非活跃的datapart可能包含过时或已标记为删除的数据。若这些数据不再需要,建议及时清理,以减少磁盘占用。
查看192.18.*.*节点上所有非系统表的非活跃数据分区信息。

SELECT 
    `database`, 
    table, 
    count(*) AS data_part_cnt, --非活跃数据分区数量
    sum(rows) AS total_rows,  --总行数
    formatReadableSize(sum(bytes_on_disk)) AS total_compressed_bytes,  --磁盘上的压缩数据总大小
    sum(data_uncompressed_bytes) AS total_uncompressed_bytes  --未压缩数据总大小
FROM clusterAllReplicas('<cluster_name>', system.parts )
WHERE active = 0 
AND `database` != 'system' 
AND host() = '192.18.*.*'
GROUP BY `database`, table;

Projection占用磁盘空间大小

Projections是ByteHouse中一种用于优化查询性能的数据结构,其类似于物化视图,存储了预先计算的聚合或者数据变换结果。了解Projections的大小有助于评估其对磁盘空间的影响。
查看192.18.*.*节点上test表的Projections占用磁盘空间大小。

SELECT
    database,
    table,
    name,
    formatReadableSize(sum(data_compressed_bytes) AS size) AS compressed, --压缩数据大小
    formatReadableSize(sum(data_uncompressed_bytes) AS usize) AS uncompressed, --未压缩数据大小
    round(usize / size, 2) AS compr_rate, --压缩比率
    sum(rows) AS rows,  --总行数
    count() AS part_count  --part总数
FROM clusterAllReplicas('<cluster_name>', system.projection_parts )
WHERE (table = 'test') 
AND (active = 1) AND host() = '192.18.*.*'
GROUP BY
    database,
    table,
    name
ORDER BY size DESC;

查看192.18.*.*节点上test表的每个Projection列占用磁盘空间大小。

SELECT
    database,
    table,
    column,
    formatReadableSize(sum(column_data_compressed_bytes) AS size) AS compressed, --压缩数据大小
    formatReadableSize(sum(column_data_uncompressed_bytes) AS usize) AS uncompressed, --未压缩数据大小
    round(usize / size, 2) AS compr_rate --压缩比率
FROM clusterAllReplicas('<cluster_name>', system.projection_parts_columns )
WHERE (active = 1) AND (table LIKE 'test') 
AND host() = '192.18.*.*'
GROUP BY
    database,
    table,
    column
ORDER BY size DESC;
========
* _任务目标 A_:
列出文本片段中各条SQL查询在FROM子句里用到的全部系统表。
* _任务目标 B_:
按照文本片段的说法,ByteHouse中的Projections类似于哪种数据结构?
所附列表与该文本片段没有关联。
========
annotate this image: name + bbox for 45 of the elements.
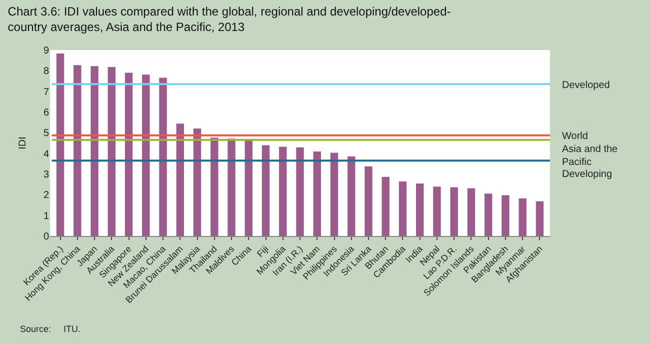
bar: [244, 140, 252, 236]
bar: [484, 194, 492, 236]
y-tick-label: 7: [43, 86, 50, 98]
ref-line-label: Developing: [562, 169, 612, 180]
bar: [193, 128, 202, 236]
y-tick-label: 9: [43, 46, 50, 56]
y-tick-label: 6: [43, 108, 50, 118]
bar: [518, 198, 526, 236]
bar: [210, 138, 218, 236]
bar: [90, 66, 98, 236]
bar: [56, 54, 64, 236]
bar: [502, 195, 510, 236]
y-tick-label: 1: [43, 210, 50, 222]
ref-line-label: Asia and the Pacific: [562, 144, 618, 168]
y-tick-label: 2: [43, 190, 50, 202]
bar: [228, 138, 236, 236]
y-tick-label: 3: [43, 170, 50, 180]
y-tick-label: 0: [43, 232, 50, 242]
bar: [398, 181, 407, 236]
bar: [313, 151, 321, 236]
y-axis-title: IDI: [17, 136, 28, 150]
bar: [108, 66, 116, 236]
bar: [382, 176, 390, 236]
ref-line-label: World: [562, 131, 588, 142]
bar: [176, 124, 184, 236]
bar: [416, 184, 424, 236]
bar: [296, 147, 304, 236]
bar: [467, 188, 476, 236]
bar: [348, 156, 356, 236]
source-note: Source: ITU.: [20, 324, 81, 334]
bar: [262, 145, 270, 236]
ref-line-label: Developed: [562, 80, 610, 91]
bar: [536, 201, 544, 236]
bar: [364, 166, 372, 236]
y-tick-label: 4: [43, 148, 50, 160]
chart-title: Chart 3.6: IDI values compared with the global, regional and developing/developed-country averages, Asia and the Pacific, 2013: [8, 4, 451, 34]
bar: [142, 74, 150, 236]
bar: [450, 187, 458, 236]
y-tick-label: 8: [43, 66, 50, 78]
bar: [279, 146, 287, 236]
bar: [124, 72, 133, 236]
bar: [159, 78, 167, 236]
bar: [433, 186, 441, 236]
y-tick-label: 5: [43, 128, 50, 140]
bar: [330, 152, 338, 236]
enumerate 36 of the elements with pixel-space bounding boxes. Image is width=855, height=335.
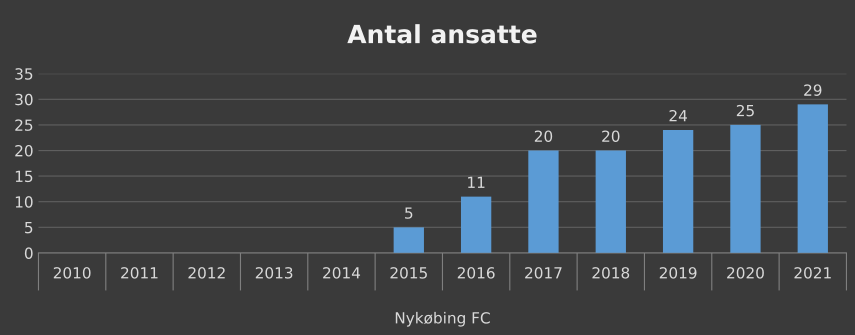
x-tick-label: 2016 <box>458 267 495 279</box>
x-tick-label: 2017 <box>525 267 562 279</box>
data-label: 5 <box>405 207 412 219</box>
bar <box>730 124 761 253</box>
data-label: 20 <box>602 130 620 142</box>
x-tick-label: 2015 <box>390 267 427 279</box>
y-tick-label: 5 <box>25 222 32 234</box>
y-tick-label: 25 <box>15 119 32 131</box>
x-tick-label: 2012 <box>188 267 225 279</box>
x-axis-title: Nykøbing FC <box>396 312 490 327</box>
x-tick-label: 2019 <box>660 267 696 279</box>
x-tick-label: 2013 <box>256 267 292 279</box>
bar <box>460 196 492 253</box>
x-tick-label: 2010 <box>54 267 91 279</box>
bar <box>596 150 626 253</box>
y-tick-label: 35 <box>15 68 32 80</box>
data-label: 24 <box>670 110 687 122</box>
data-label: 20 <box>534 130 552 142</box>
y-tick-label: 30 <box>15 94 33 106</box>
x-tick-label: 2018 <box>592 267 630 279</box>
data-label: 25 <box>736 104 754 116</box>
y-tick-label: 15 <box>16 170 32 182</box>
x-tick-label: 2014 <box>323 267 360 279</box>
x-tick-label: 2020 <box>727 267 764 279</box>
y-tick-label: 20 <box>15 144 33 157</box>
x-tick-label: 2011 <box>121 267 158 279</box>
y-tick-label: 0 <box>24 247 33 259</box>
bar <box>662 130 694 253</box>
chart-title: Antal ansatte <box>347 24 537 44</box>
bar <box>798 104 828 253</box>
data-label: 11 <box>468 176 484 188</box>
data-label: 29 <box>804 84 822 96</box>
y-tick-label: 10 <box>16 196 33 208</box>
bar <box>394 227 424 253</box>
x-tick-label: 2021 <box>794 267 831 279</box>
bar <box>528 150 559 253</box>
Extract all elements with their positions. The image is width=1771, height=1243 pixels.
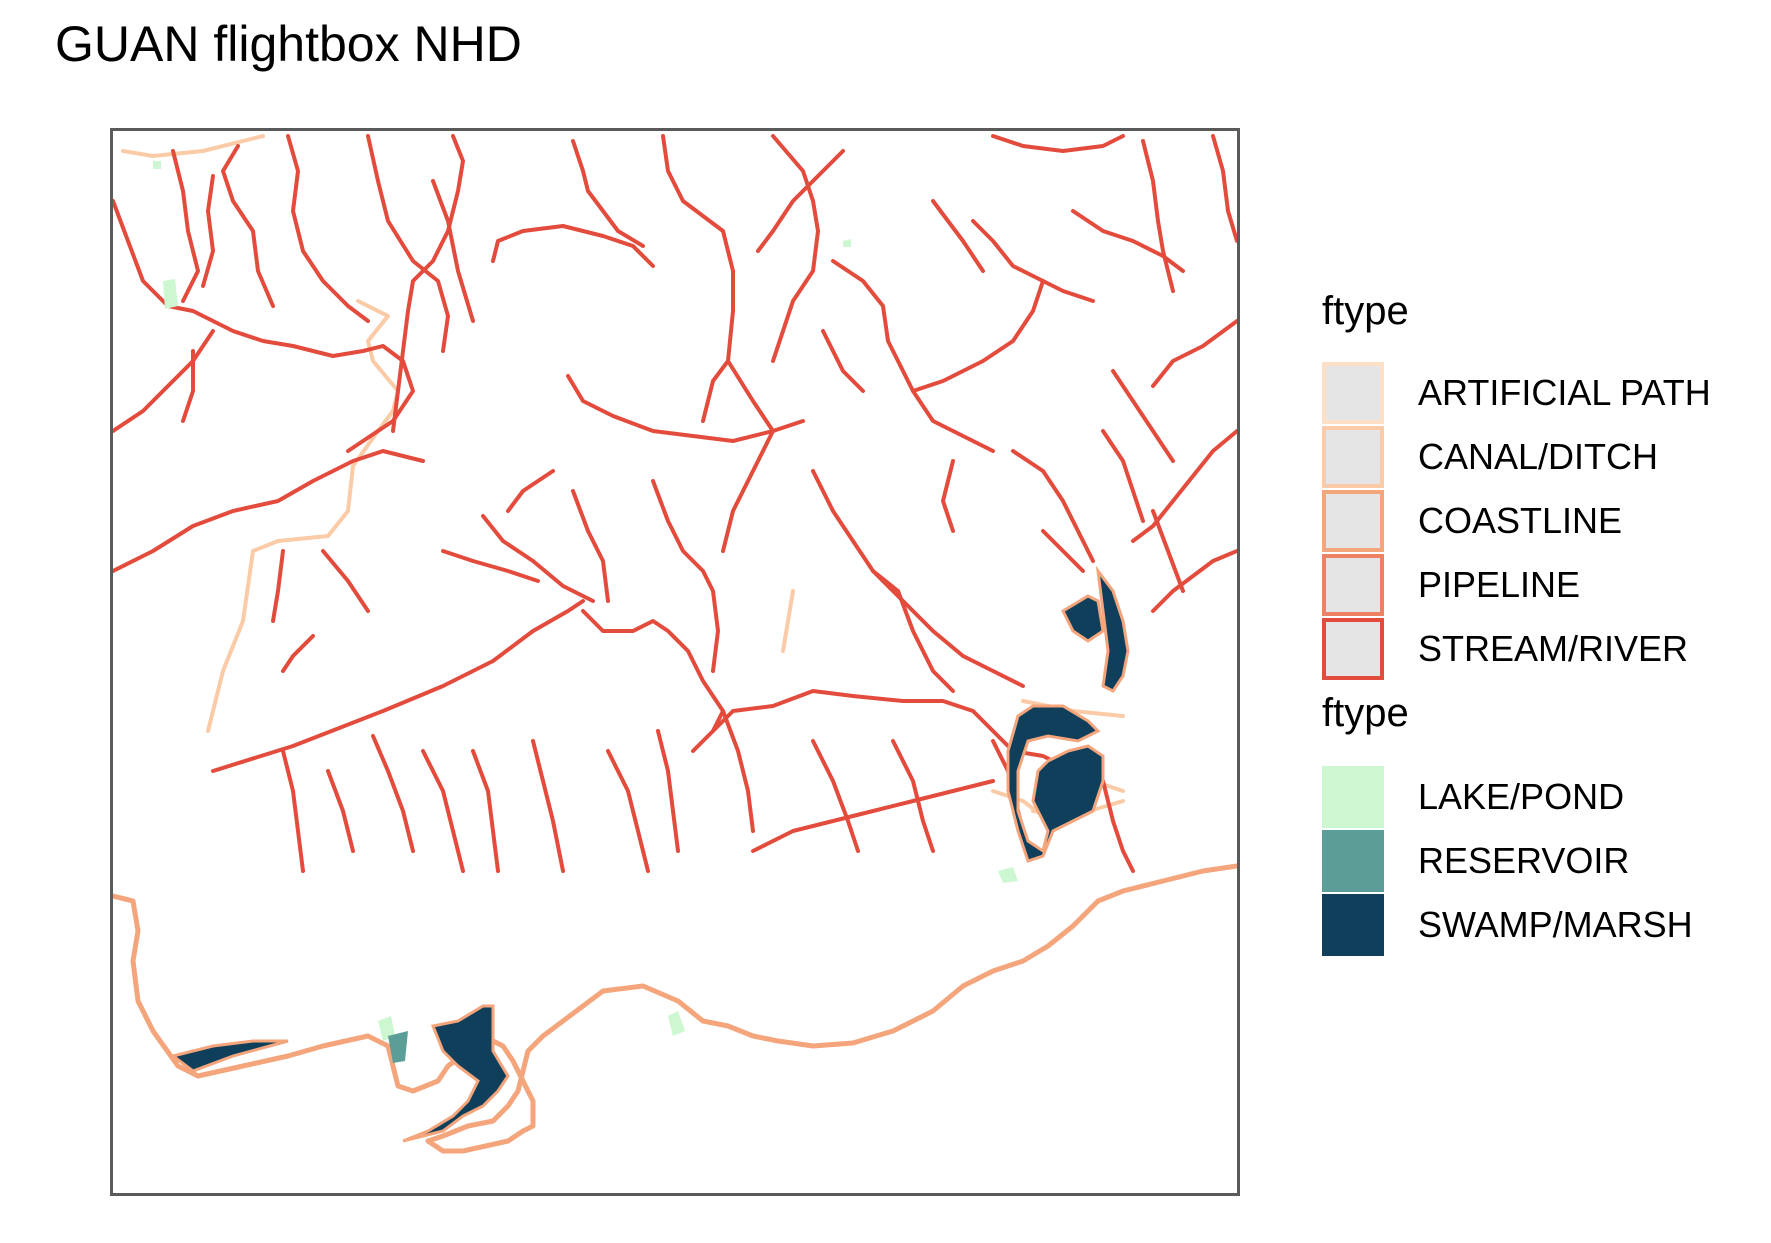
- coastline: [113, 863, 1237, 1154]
========
* _回答 A_:
system.parts、system.projection_parts、system.projection_parts_columns

* _回答 B_:
Projections类似于物化视图。